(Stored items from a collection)
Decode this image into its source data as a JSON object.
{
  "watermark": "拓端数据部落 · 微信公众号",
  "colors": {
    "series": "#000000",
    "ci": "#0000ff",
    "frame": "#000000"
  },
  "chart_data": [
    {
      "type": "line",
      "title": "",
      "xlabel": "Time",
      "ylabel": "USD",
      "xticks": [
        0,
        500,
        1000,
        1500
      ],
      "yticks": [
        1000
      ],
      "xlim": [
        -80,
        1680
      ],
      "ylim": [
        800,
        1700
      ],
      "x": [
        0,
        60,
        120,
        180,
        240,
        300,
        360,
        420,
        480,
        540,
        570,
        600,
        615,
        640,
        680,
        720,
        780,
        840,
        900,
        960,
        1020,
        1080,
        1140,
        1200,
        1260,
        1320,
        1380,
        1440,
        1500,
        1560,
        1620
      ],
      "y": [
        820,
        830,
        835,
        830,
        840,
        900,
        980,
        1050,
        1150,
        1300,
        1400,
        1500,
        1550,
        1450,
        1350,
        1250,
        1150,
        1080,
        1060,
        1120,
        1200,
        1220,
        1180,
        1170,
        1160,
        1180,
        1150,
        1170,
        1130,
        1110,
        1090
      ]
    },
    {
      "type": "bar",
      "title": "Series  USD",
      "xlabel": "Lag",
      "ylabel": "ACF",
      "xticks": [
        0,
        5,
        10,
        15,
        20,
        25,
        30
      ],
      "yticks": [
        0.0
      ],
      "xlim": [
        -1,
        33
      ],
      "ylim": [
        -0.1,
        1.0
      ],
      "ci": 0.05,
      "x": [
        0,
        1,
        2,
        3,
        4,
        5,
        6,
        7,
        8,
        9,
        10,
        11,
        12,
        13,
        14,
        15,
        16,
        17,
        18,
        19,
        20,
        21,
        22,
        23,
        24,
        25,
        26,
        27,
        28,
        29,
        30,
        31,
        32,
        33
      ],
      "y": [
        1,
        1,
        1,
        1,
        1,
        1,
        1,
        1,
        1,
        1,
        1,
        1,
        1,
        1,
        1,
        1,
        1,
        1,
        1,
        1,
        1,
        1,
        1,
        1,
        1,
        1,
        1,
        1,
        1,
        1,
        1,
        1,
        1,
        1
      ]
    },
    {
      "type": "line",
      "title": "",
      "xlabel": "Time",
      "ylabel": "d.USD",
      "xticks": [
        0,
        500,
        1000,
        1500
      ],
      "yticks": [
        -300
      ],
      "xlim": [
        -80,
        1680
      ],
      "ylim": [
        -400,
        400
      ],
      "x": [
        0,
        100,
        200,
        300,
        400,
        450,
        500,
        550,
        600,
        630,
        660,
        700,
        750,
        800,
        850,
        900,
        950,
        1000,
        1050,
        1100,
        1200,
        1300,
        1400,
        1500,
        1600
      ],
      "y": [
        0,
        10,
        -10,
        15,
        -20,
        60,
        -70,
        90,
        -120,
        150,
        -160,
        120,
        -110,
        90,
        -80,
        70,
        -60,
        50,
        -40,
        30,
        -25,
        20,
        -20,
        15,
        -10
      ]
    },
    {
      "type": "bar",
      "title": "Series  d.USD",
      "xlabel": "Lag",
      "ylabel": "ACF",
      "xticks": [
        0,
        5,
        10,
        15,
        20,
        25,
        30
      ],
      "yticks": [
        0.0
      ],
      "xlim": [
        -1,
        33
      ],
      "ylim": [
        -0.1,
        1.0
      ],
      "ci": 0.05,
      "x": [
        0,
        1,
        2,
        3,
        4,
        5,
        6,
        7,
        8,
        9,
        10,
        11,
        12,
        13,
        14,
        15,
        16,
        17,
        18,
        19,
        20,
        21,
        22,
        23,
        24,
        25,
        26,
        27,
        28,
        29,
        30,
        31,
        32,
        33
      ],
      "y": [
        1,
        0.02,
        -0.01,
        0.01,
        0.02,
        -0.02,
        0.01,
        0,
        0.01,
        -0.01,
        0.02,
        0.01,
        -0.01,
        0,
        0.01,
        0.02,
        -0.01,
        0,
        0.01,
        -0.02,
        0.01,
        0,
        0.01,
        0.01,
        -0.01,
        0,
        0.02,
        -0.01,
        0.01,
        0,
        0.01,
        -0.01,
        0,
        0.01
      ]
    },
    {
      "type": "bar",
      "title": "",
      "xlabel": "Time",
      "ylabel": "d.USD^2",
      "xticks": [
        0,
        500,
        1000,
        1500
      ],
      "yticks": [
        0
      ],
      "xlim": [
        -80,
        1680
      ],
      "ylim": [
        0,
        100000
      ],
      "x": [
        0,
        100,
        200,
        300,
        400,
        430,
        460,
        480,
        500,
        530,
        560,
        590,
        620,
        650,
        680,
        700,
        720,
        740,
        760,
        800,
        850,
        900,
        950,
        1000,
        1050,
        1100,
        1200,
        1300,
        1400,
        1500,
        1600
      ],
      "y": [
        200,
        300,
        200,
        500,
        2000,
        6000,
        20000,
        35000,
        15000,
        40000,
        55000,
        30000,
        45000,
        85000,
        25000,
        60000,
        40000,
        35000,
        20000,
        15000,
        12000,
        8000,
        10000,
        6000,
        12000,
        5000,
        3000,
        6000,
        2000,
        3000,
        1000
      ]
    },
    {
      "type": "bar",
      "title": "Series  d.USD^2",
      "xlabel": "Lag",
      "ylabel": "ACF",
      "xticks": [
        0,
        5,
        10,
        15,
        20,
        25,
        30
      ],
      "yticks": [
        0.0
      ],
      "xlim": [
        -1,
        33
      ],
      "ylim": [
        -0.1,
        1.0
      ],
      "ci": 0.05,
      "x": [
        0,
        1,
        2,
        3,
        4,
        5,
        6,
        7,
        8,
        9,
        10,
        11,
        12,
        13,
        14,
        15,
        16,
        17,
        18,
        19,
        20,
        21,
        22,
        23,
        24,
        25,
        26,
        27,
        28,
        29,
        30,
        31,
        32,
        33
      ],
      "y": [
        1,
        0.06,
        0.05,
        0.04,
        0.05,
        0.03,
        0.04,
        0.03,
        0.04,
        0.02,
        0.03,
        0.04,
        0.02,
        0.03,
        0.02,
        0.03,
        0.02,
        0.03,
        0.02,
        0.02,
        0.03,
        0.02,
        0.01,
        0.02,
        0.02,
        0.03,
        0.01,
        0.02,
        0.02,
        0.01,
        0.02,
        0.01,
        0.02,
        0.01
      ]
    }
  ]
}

Description of the task:
Using the listing above, please repeat every entry exactly.

Exercise answer:
Decode this image into its source data as a JSON object.
{
  "watermark": "拓端数据部落 · 微信公众号",
  "colors": {
    "series": "#000000",
    "ci": "#0000ff",
    "frame": "#000000"
  },
  "chart_data": [
    {
      "type": "line",
      "title": "",
      "xlabel": "Time",
      "ylabel": "USD",
      "xticks": [
        0,
        500,
        1000,
        1500
      ],
      "yticks": [
        1000
      ],
      "xlim": [
        -80,
        1680
      ],
      "ylim": [
        800,
        1700
      ],
      "x": [
        0,
        60,
        120,
        180,
        240,
        300,
        360,
        420,
        480,
        540,
        570,
        600,
        615,
        640,
        680,
        720,
        780,
        840,
        900,
        960,
        1020,
        1080,
        1140,
        1200,
        1260,
        1320,
        1380,
        1440,
        1500,
        1560,
        1620
      ],
      "y": [
        820,
        830,
        835,
        830,
        840,
        900,
        980,
        1050,
        1150,
        1300,
        1400,
        1500,
        1550,
        1450,
        1350,
        1250,
        1150,
        1080,
        1060,
        1120,
        1200,
        1220,
        1180,
        1170,
        1160,
        1180,
        1150,
        1170,
        1130,
        1110,
        1090
      ]
    },
    {
      "type": "bar",
      "title": "Series  USD",
      "xlabel": "Lag",
      "ylabel": "ACF",
      "xticks": [
        0,
        5,
        10,
        15,
        20,
        25,
        30
      ],
      "yticks": [
        0.0
      ],
      "xlim": [
        -1,
        33
      ],
      "ylim": [
        -0.1,
        1.0
      ],
      "ci": 0.05,
      "x": [
        0,
        1,
        2,
        3,
        4,
        5,
        6,
        7,
        8,
        9,
        10,
        11,
        12,
        13,
        14,
        15,
        16,
        17,
        18,
        19,
        20,
        21,
        22,
        23,
        24,
        25,
        26,
        27,
        28,
        29,
        30,
        31,
        32,
        33
      ],
      "y": [
        1,
        1,
        1,
        1,
        1,
        1,
        1,
        1,
        1,
        1,
        1,
        1,
        1,
        1,
        1,
        1,
        1,
        1,
        1,
        1,
        1,
        1,
        1,
        1,
        1,
        1,
        1,
        1,
        1,
        1,
        1,
        1,
        1,
        1
      ]
    },
    {
      "type": "line",
      "title": "",
      "xlabel": "Time",
      "ylabel": "d.USD",
      "xticks": [
        0,
        500,
        1000,
        1500
      ],
      "yticks": [
        -300
      ],
      "xlim": [
        -80,
        1680
      ],
      "ylim": [
        -400,
        400
      ],
      "x": [
        0,
        100,
        200,
        300,
        400,
        450,
        500,
        550,
        600,
        630,
        660,
        700,
        750,
        800,
        850,
        900,
        950,
        1000,
        1050,
        1100,
        1200,
        1300,
        1400,
        1500,
        1600
      ],
      "y": [
        0,
        10,
        -10,
        15,
        -20,
        60,
        -70,
        90,
        -120,
        150,
        -160,
        120,
        -110,
        90,
        -80,
        70,
        -60,
        50,
        -40,
        30,
        -25,
        20,
        -20,
        15,
        -10
      ]
    },
    {
      "type": "bar",
      "title": "Series  d.USD",
      "xlabel": "Lag",
      "ylabel": "ACF",
      "xticks": [
        0,
        5,
        10,
        15,
        20,
        25,
        30
      ],
      "yticks": [
        0.0
      ],
      "xlim": [
        -1,
        33
      ],
      "ylim": [
        -0.1,
        1.0
      ],
      "ci": 0.05,
      "x": [
        0,
        1,
        2,
        3,
        4,
        5,
        6,
        7,
        8,
        9,
        10,
        11,
        12,
        13,
        14,
        15,
        16,
        17,
        18,
        19,
        20,
        21,
        22,
        23,
        24,
        25,
        26,
        27,
        28,
        29,
        30,
        31,
        32,
        33
      ],
      "y": [
        1,
        0.02,
        -0.01,
        0.01,
        0.02,
        -0.02,
        0.01,
        0,
        0.01,
        -0.01,
        0.02,
        0.01,
        -0.01,
        0,
        0.01,
        0.02,
        -0.01,
        0,
        0.01,
        -0.02,
        0.01,
        0,
        0.01,
        0.01,
        -0.01,
        0,
        0.02,
        -0.01,
        0.01,
        0,
        0.01,
        -0.01,
        0,
        0.01
      ]
    },
    {
      "type": "bar",
      "title": "",
      "xlabel": "Time",
      "ylabel": "d.USD^2",
      "xticks": [
        0,
        500,
        1000,
        1500
      ],
      "yticks": [
        0
      ],
      "xlim": [
        -80,
        1680
      ],
      "ylim": [
        0,
        100000
      ],
      "x": [
        0,
        100,
        200,
        300,
        400,
        430,
        460,
        480,
        500,
        530,
        560,
        590,
        620,
        650,
        680,
        700,
        720,
        740,
        760,
        800,
        850,
        900,
        950,
        1000,
        1050,
        1100,
        1200,
        1300,
        1400,
        1500,
        1600
      ],
      "y": [
        200,
        300,
        200,
        500,
        2000,
        6000,
        20000,
        35000,
        15000,
        40000,
        55000,
        30000,
        45000,
        85000,
        25000,
        60000,
        40000,
        35000,
        20000,
        15000,
        12000,
        8000,
        10000,
        6000,
        12000,
        5000,
        3000,
        6000,
        2000,
        3000,
        1000
      ]
    },
    {
      "type": "bar",
      "title": "Series  d.USD^2",
      "xlabel": "Lag",
      "ylabel": "ACF",
      "xticks": [
        0,
        5,
        10,
        15,
        20,
        25,
        30
      ],
      "yticks": [
        0.0
      ],
      "xlim": [
        -1,
        33
      ],
      "ylim": [
        -0.1,
        1.0
      ],
      "ci": 0.05,
      "x": [
        0,
        1,
        2,
        3,
        4,
        5,
        6,
        7,
        8,
        9,
        10,
        11,
        12,
        13,
        14,
        15,
        16,
        17,
        18,
        19,
        20,
        21,
        22,
        23,
        24,
        25,
        26,
        27,
        28,
        29,
        30,
        31,
        32,
        33
      ],
      "y": [
        1,
        0.06,
        0.05,
        0.04,
        0.05,
        0.03,
        0.04,
        0.03,
        0.04,
        0.02,
        0.03,
        0.04,
        0.02,
        0.03,
        0.02,
        0.03,
        0.02,
        0.03,
        0.02,
        0.02,
        0.03,
        0.02,
        0.01,
        0.02,
        0.02,
        0.03,
        0.01,
        0.02,
        0.02,
        0.01,
        0.02,
        0.01,
        0.02,
        0.01
      ]
    }
  ]
}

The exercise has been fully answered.